#### SUPPLIED DATA

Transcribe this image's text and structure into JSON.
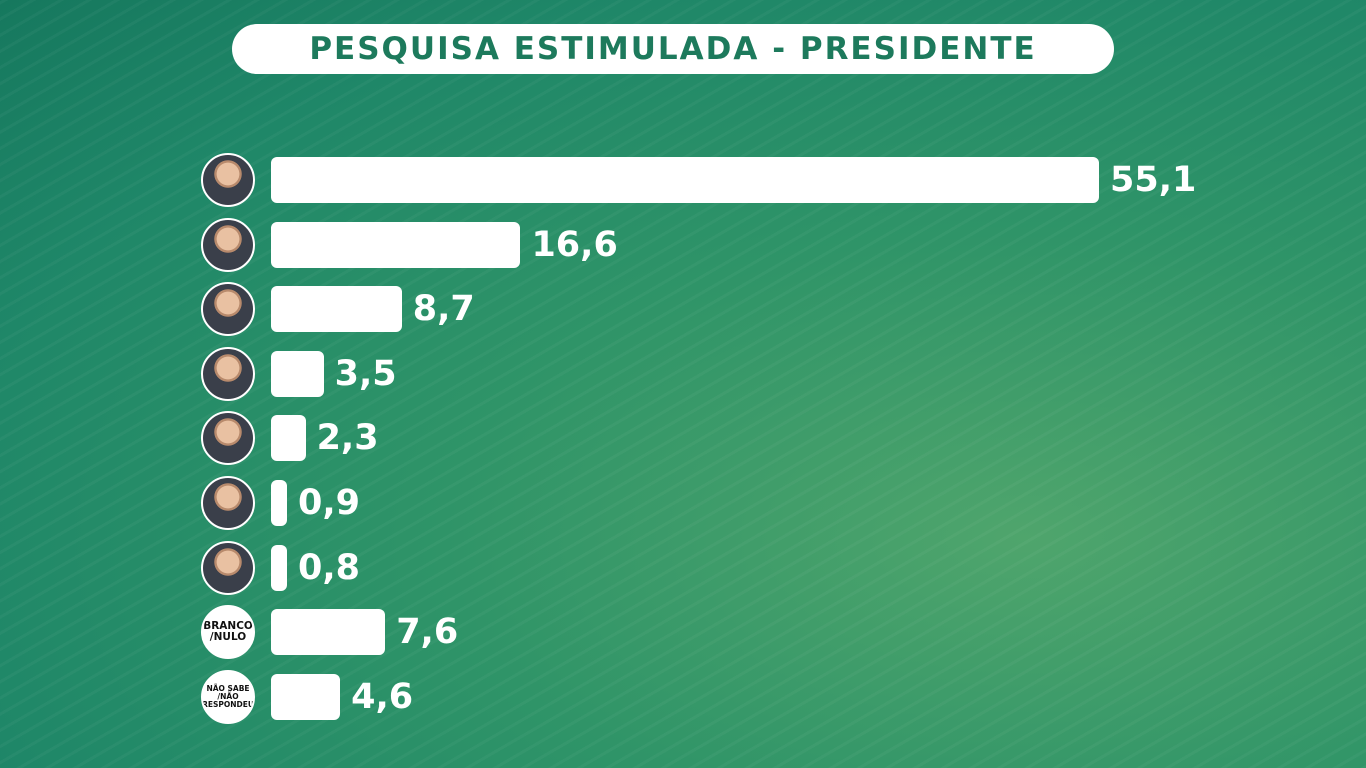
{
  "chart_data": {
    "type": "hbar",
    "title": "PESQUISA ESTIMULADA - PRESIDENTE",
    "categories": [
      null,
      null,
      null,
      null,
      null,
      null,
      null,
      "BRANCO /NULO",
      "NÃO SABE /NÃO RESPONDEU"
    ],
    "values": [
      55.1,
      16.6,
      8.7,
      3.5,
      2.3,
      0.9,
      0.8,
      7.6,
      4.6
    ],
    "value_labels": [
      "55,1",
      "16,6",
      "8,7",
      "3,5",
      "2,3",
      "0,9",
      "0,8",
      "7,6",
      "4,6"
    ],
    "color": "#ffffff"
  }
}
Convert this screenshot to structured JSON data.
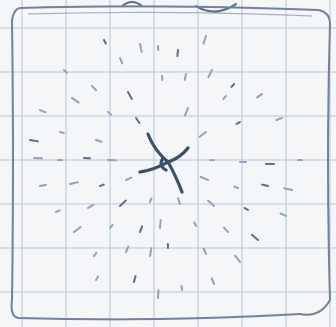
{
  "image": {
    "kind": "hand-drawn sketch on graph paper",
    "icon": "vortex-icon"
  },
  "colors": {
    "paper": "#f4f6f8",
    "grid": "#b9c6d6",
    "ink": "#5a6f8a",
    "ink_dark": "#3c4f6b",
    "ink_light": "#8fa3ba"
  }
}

########
#### SUPPLIED DATA

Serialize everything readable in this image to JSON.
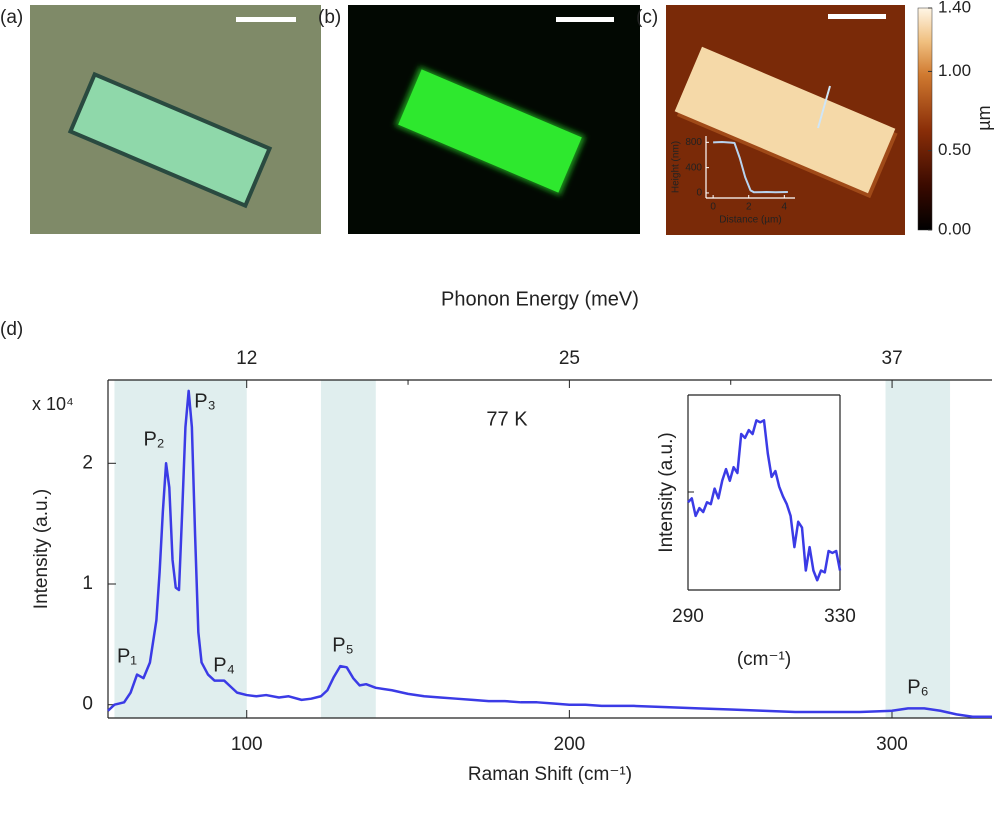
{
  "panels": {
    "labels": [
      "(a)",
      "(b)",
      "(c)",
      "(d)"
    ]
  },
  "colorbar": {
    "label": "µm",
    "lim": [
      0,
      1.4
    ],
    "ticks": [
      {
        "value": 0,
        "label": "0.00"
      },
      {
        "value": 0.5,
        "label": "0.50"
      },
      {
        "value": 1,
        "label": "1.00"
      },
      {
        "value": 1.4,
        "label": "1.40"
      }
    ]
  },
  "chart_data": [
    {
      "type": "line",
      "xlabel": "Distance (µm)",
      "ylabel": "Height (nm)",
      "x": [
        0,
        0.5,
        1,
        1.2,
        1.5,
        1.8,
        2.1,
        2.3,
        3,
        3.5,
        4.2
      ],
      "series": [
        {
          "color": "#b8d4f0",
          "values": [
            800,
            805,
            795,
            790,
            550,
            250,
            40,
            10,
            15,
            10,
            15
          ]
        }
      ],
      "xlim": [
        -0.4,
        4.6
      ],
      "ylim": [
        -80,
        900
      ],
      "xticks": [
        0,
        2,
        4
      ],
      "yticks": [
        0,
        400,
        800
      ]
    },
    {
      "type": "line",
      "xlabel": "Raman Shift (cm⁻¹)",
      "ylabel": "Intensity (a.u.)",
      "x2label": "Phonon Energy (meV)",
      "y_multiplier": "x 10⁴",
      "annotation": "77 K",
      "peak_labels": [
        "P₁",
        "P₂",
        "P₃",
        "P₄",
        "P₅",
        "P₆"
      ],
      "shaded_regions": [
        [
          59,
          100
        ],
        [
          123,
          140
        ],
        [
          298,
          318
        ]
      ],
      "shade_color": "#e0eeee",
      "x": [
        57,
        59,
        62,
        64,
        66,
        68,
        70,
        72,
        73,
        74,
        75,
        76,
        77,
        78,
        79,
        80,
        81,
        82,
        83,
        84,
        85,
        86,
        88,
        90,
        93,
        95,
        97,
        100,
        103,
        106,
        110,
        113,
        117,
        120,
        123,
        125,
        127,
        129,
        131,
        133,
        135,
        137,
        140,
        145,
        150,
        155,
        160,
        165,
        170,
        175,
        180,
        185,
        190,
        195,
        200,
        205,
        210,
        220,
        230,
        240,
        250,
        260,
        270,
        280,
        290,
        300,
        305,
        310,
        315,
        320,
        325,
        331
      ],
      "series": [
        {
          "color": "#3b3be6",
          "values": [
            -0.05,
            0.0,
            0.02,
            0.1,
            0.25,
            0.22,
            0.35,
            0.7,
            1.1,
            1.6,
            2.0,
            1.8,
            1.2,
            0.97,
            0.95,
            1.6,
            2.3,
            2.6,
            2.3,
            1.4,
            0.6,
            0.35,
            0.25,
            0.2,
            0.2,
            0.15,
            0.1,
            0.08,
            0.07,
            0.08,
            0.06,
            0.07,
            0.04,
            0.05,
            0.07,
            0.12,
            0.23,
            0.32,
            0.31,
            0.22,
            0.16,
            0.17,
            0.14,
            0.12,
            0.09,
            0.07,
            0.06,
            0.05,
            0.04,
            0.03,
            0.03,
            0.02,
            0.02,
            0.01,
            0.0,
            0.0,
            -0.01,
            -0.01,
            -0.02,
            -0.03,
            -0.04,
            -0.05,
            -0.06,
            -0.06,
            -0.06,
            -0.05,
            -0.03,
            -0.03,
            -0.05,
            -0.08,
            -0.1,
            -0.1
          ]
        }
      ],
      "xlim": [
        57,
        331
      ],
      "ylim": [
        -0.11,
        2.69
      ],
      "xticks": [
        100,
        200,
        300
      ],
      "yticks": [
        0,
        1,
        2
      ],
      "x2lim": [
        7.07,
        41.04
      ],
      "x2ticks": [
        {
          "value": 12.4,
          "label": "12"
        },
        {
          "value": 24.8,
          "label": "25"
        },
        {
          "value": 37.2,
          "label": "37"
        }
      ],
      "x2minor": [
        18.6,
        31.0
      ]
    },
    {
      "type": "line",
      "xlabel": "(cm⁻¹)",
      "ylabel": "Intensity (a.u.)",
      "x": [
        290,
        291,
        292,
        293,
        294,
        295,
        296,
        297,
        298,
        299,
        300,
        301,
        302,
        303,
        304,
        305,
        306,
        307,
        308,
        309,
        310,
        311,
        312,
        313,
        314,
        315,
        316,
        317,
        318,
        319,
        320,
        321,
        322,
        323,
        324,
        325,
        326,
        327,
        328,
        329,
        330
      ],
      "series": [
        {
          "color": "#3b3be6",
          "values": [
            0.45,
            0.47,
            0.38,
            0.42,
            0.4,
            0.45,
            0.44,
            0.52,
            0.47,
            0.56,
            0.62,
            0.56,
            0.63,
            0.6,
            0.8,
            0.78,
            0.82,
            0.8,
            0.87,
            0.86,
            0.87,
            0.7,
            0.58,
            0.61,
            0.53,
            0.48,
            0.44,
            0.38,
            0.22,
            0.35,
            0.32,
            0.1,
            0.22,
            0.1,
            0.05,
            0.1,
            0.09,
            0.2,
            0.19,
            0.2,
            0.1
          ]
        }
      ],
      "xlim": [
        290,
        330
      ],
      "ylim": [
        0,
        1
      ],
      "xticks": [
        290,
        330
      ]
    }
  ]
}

########

**CHALLENGE**
Pick out every line above that holds the word "image" and copy it.

**ANSWER IN FULL**
Transcribe this image's text and structure into JSON.
  "image": {
Serialize everything readable in this image to JSON.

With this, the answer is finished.